**WHAT THE EXERCISE ASKS**. Note each line where "name" appears, and copy it.

**GIVEN RECORDS**.
[BEGIN]

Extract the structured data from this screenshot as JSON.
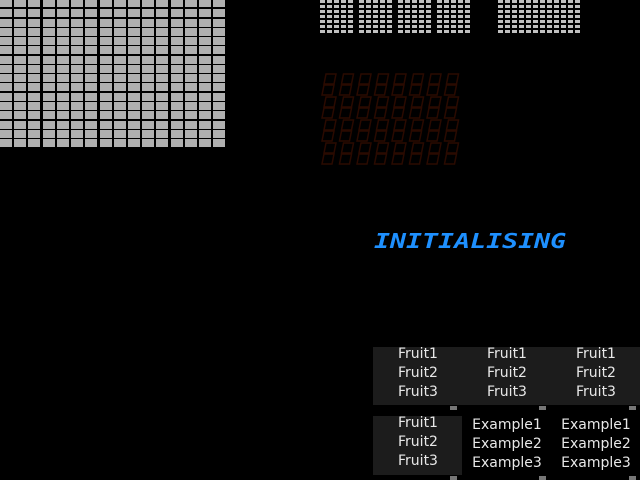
{
  "display": {
    "message": "INITIALISING",
    "message_color": "#1e90ff",
    "segment_off_color": "#0c2238",
    "seven_seg_off_color": "#2a0a00",
    "lamp_color": "#b0b0b0"
  },
  "reels_top": {
    "items": [
      "Fruit1",
      "Fruit2",
      "Fruit3"
    ],
    "reels": [
      {
        "items": [
          "Fruit1",
          "Fruit2",
          "Fruit3"
        ]
      },
      {
        "items": [
          "Fruit1",
          "Fruit2",
          "Fruit3"
        ]
      },
      {
        "items": [
          "Fruit1",
          "Fruit2",
          "Fruit3"
        ]
      }
    ]
  },
  "reels_bottom": {
    "reels": [
      {
        "items": [
          "Fruit1",
          "Fruit2",
          "Fruit3"
        ]
      },
      {
        "items": [
          "Example1",
          "Example2",
          "Example3"
        ]
      },
      {
        "items": [
          "Example1",
          "Example2",
          "Example3"
        ]
      }
    ]
  }
}
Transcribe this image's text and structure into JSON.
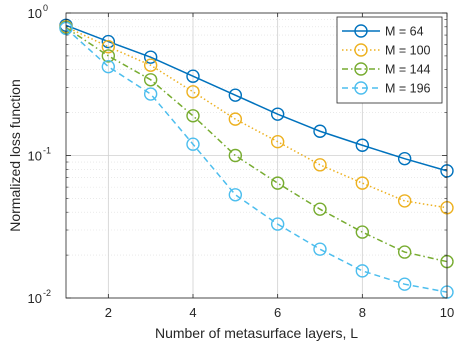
{
  "chart_data": {
    "type": "line",
    "title": "",
    "xlabel": "Number of metasurface layers, L",
    "ylabel": "Normalized loss function",
    "x": [
      1,
      2,
      3,
      4,
      5,
      6,
      7,
      8,
      9,
      10
    ],
    "xlim": [
      1,
      10
    ],
    "xticks": [
      2,
      4,
      6,
      8,
      10
    ],
    "xtick_labels": [
      "2",
      "4",
      "6",
      "8",
      "10"
    ],
    "ylim": [
      0.01,
      1
    ],
    "yscale": "log",
    "ytick_labels": [
      {
        "base": "10",
        "exp": "0"
      },
      {
        "base": "10",
        "exp": "-1"
      },
      {
        "base": "10",
        "exp": "-2"
      }
    ],
    "grid": true,
    "legend_position": "top-right",
    "series": [
      {
        "name": "M = 64",
        "color": "#0072BD",
        "line_style": "solid",
        "marker": "circle",
        "values": [
          0.82,
          0.63,
          0.49,
          0.36,
          0.265,
          0.195,
          0.148,
          0.118,
          0.095,
          0.078
        ]
      },
      {
        "name": "M = 100",
        "color": "#EDB120",
        "line_style": "dotted",
        "marker": "circle",
        "values": [
          0.8,
          0.58,
          0.43,
          0.28,
          0.18,
          0.125,
          0.086,
          0.064,
          0.048,
          0.043
        ]
      },
      {
        "name": "M = 144",
        "color": "#77AC30",
        "line_style": "dash-dot",
        "marker": "circle",
        "values": [
          0.79,
          0.5,
          0.34,
          0.19,
          0.1,
          0.064,
          0.042,
          0.029,
          0.021,
          0.018
        ]
      },
      {
        "name": "M = 196",
        "color": "#4DBEEE",
        "line_style": "dashed",
        "marker": "circle",
        "values": [
          0.78,
          0.42,
          0.27,
          0.12,
          0.053,
          0.033,
          0.022,
          0.0155,
          0.0125,
          0.011
        ]
      }
    ]
  }
}
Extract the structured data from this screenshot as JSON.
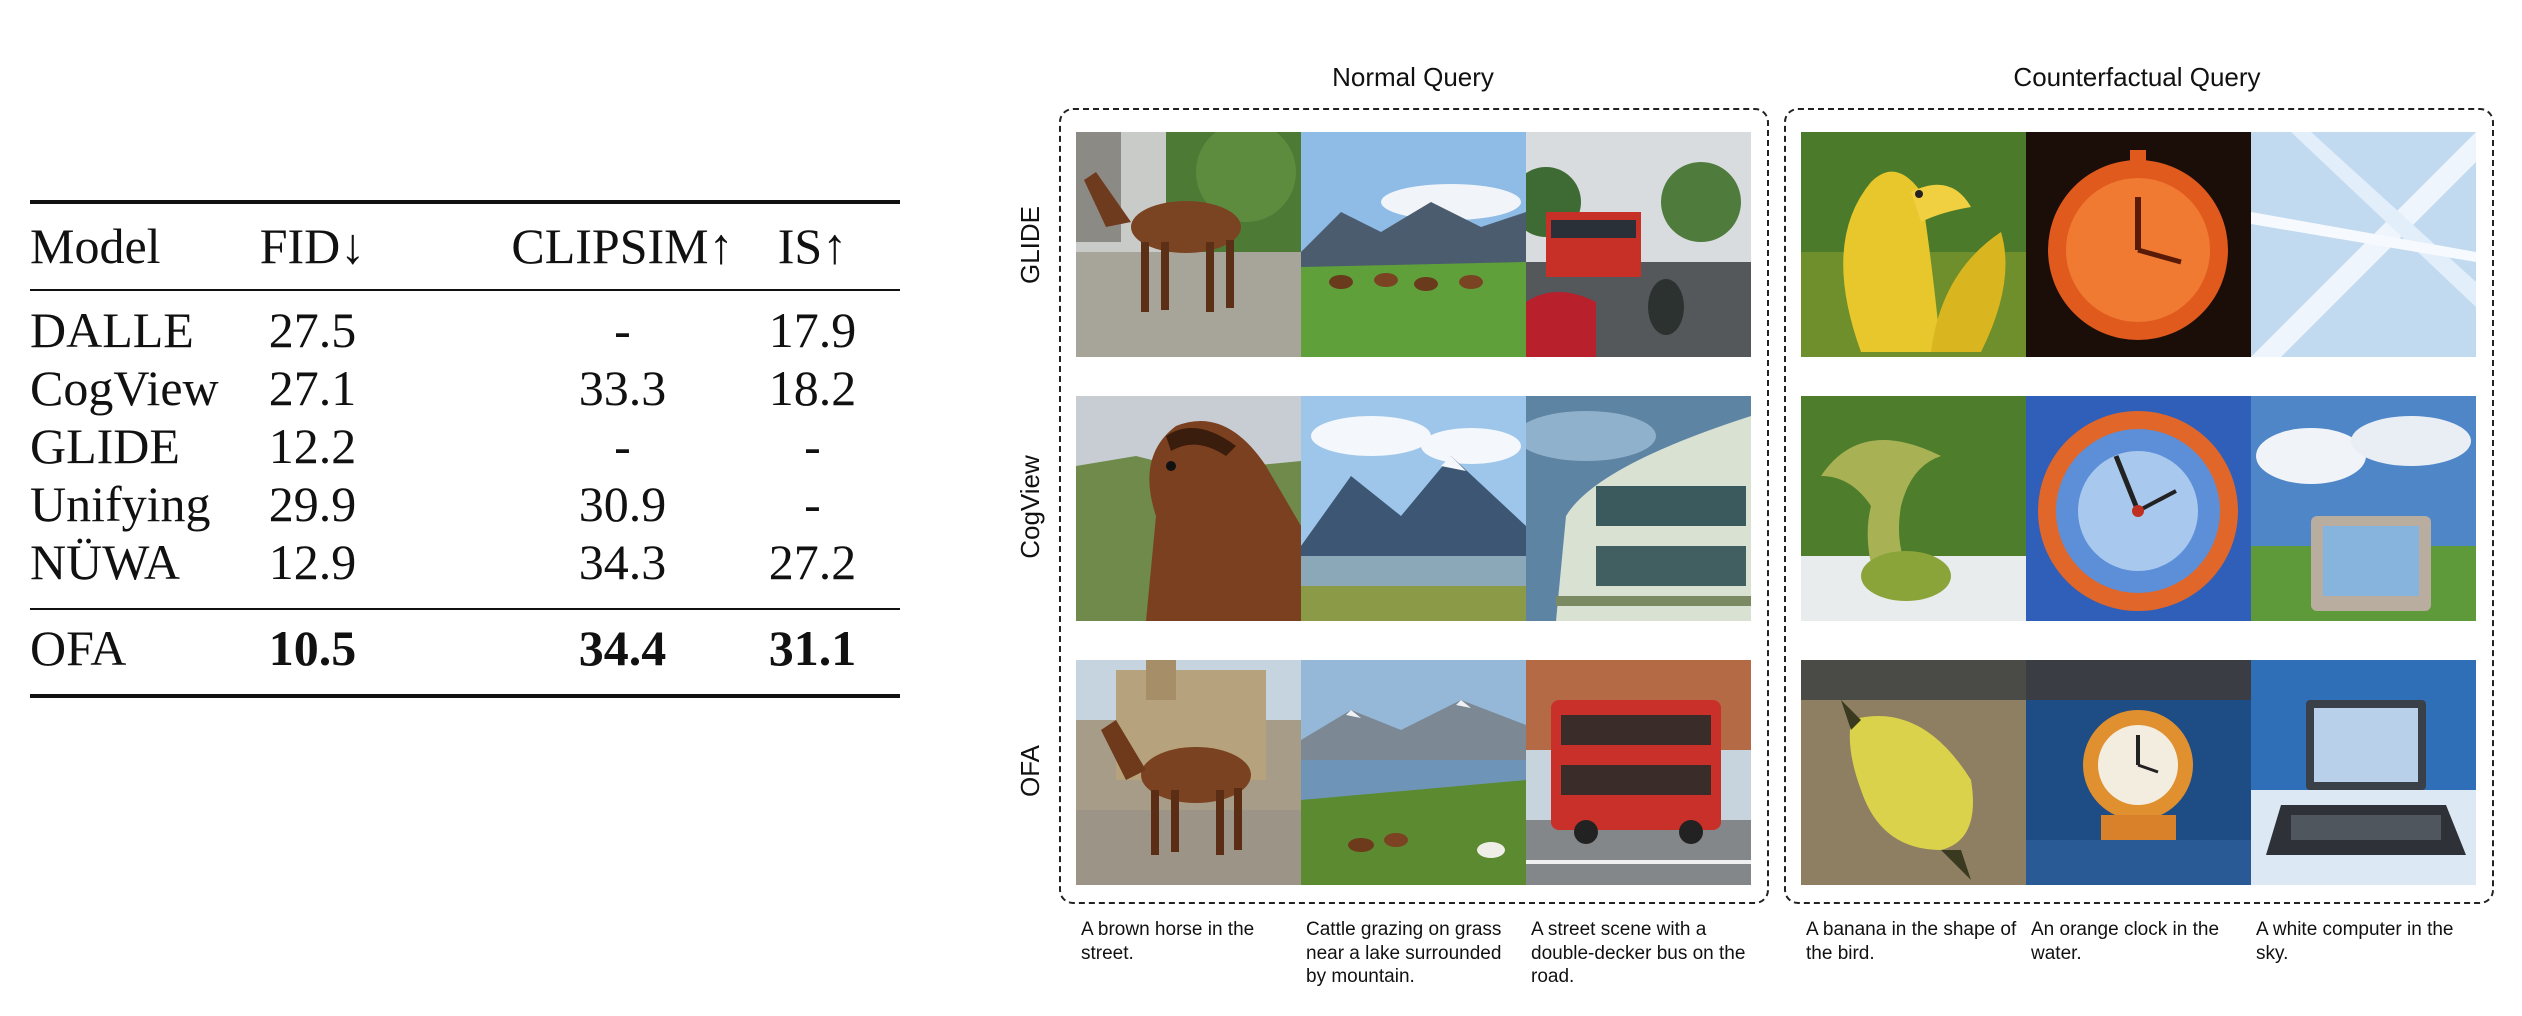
{
  "table": {
    "headers": [
      "Model",
      "FID↓",
      "CLIPSIM↑",
      "IS↑"
    ],
    "rows": [
      [
        "DALLE",
        "27.5",
        "-",
        "17.9"
      ],
      [
        "CogView",
        "27.1",
        "33.3",
        "18.2"
      ],
      [
        "GLIDE",
        "12.2",
        "-",
        "-"
      ],
      [
        "Unifying",
        "29.9",
        "30.9",
        "-"
      ],
      [
        "NÜWA",
        "12.9",
        "34.3",
        "27.2"
      ]
    ],
    "final_row": [
      "OFA",
      "10.5",
      "34.4",
      "31.1"
    ]
  },
  "figure": {
    "normal_title": "Normal Query",
    "counterfactual_title": "Counterfactual Query",
    "row_labels": [
      "GLIDE",
      "CogView",
      "OFA"
    ],
    "captions": [
      "A brown horse in the street.",
      "Cattle grazing on grass near a lake surrounded by mountain.",
      "A street scene with a double-decker bus on the road.",
      "A banana in the shape of the bird.",
      "An orange clock in the water.",
      "A white computer in the sky."
    ],
    "images": {
      "glide": [
        "horse-street",
        "cattle-mountain",
        "bus-street",
        "banana-bird",
        "clock-water",
        "computer-sky"
      ],
      "cogview": [
        "horse-street",
        "cattle-mountain",
        "bus-street",
        "banana-bird",
        "clock-water",
        "computer-sky"
      ],
      "ofa": [
        "horse-street",
        "cattle-mountain",
        "bus-street",
        "banana-bird",
        "clock-water",
        "computer-sky"
      ]
    }
  }
}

[END]

**TASK RESPONSE**.
        "name": "M = 64",
        "name": "M = 100",
        "name": "M = 144",
        "name": "M = 196",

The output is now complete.